══ Listing ══
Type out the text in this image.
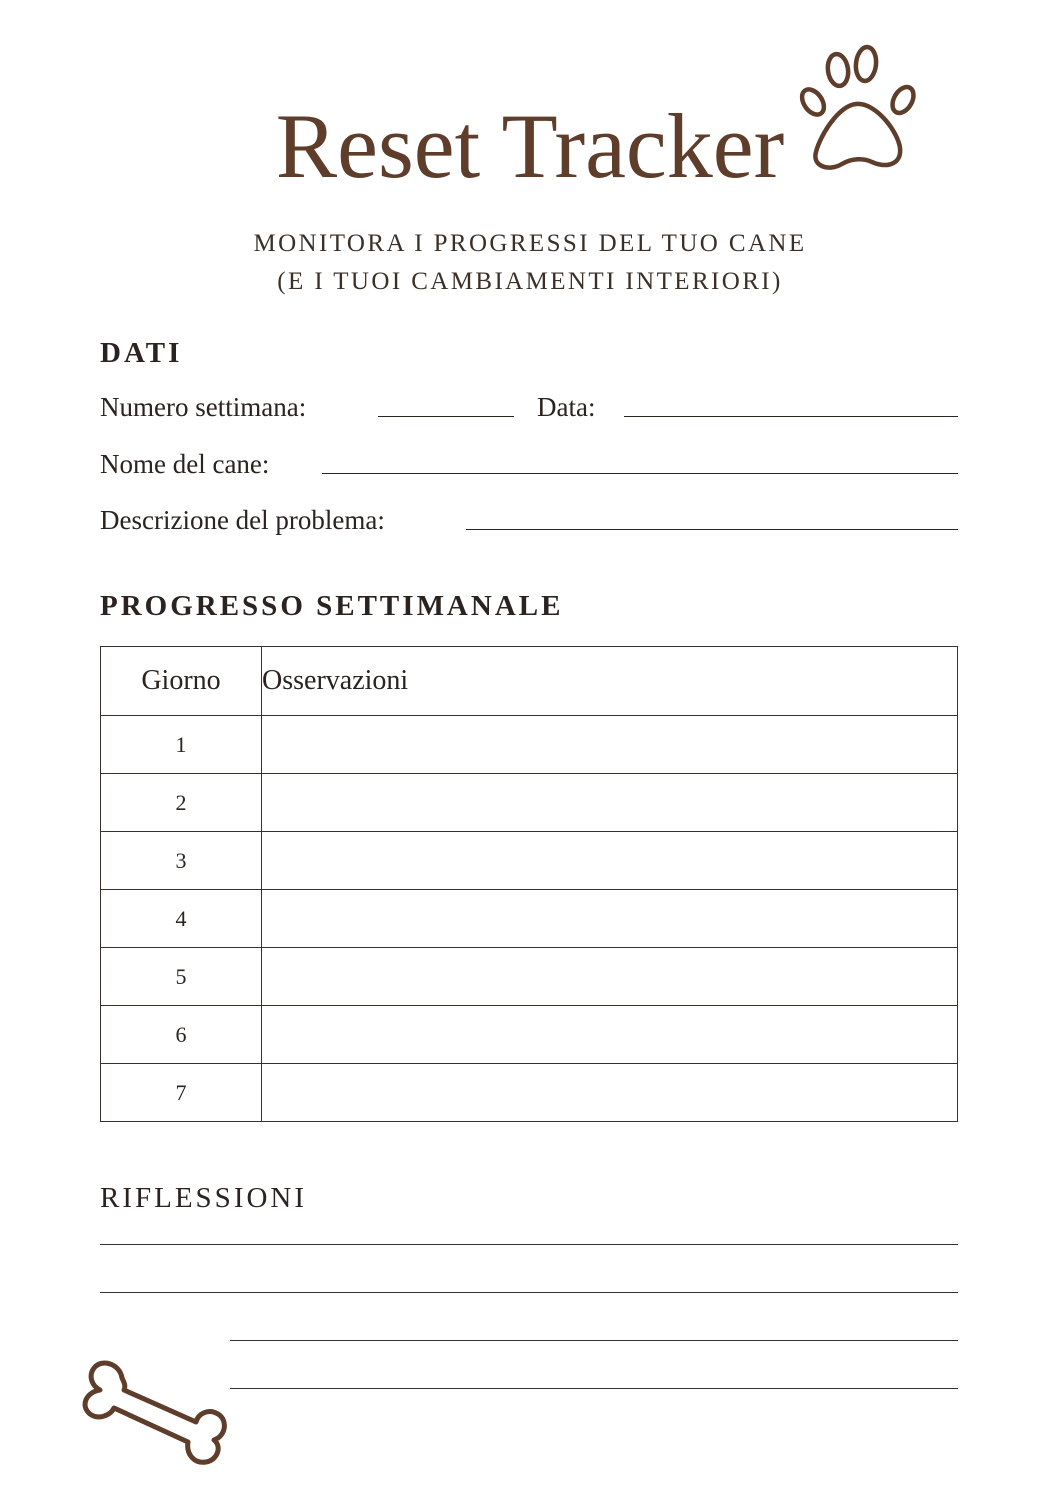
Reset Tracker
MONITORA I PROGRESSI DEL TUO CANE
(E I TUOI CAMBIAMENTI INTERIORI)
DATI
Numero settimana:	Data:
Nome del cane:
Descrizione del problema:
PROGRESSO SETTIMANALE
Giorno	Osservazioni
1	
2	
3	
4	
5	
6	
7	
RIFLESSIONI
═══
| To be done |
Keep the pictures out of your copy, and repeat every entry above exactly.

| Solution |
Type out the text in this image.
Reset Tracker
MONITORA I PROGRESSI DEL TUO CANE
(E I TUOI CAMBIAMENTI INTERIORI)
DATI
Numero settimana:	Data:
Nome del cane:
Descrizione del problema:
PROGRESSO SETTIMANALE
Giorno	Osservazioni
1	
2	
3	
4	
5	
6	
7	
RIFLESSIONI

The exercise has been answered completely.